Stated exercise ▸
Copy each line with the word "world" in it.

Extracted data entries:
================================
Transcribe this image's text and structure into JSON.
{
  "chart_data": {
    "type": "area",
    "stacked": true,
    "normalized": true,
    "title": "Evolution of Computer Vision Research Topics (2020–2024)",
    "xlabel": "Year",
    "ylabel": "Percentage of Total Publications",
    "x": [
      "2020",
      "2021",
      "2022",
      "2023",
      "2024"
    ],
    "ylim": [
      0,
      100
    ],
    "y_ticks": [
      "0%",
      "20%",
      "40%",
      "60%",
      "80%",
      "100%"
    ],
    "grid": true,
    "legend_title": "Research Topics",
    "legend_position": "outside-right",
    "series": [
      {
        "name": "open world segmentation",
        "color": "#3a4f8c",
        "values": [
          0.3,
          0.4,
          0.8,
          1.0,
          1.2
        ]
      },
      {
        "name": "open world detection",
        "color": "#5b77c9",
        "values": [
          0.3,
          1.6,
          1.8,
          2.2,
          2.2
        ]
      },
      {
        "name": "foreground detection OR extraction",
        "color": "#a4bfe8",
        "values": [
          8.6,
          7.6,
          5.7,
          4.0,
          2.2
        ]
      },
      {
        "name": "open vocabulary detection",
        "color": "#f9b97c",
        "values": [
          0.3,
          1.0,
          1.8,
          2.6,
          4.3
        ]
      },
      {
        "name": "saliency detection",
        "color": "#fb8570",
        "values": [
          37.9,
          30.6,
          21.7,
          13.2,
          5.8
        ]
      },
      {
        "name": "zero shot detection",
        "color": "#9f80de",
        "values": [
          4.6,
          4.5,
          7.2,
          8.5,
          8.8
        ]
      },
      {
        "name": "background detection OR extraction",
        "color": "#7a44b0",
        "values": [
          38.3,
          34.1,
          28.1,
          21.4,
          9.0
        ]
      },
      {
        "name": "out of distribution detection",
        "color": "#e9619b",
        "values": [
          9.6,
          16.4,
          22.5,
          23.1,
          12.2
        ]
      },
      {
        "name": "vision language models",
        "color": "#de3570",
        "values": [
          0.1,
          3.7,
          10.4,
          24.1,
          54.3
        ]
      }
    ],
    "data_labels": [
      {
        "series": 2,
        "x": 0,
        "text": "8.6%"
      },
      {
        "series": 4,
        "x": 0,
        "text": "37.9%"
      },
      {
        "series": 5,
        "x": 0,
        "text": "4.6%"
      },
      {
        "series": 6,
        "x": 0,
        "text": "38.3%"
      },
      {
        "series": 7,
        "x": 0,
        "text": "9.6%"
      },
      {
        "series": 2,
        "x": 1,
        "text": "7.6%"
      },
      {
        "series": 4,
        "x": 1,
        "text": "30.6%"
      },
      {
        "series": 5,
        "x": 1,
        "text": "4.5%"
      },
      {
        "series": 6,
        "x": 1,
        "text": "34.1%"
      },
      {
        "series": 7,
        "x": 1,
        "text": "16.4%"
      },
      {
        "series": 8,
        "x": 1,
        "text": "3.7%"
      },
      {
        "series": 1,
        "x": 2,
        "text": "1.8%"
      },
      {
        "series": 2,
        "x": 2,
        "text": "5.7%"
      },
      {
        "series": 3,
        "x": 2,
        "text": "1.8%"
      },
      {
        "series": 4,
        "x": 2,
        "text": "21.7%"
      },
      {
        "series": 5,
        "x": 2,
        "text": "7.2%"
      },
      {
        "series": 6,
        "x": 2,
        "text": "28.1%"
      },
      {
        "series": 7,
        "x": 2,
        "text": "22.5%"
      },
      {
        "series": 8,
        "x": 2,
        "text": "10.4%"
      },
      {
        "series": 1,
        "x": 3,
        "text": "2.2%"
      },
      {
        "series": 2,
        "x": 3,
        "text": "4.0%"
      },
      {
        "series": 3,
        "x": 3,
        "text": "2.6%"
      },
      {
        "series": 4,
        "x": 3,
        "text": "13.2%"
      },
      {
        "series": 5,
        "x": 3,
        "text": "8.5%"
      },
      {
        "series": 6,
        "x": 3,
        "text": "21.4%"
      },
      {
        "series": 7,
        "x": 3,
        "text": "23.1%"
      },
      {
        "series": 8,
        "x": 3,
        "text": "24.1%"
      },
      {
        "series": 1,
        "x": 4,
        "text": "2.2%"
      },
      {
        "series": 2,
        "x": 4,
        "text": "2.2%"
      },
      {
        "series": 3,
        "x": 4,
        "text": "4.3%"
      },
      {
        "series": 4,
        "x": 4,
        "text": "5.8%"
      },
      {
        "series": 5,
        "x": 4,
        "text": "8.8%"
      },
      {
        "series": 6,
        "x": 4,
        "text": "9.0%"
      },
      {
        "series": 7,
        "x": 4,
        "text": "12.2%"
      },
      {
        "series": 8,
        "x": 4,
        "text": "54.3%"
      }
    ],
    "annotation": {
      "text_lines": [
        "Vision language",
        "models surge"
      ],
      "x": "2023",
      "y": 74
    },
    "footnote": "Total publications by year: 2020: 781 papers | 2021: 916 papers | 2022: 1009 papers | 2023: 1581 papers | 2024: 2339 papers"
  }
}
================================
Answer below ▸
        "name": "open world segmentation",
        "name": "open world detection",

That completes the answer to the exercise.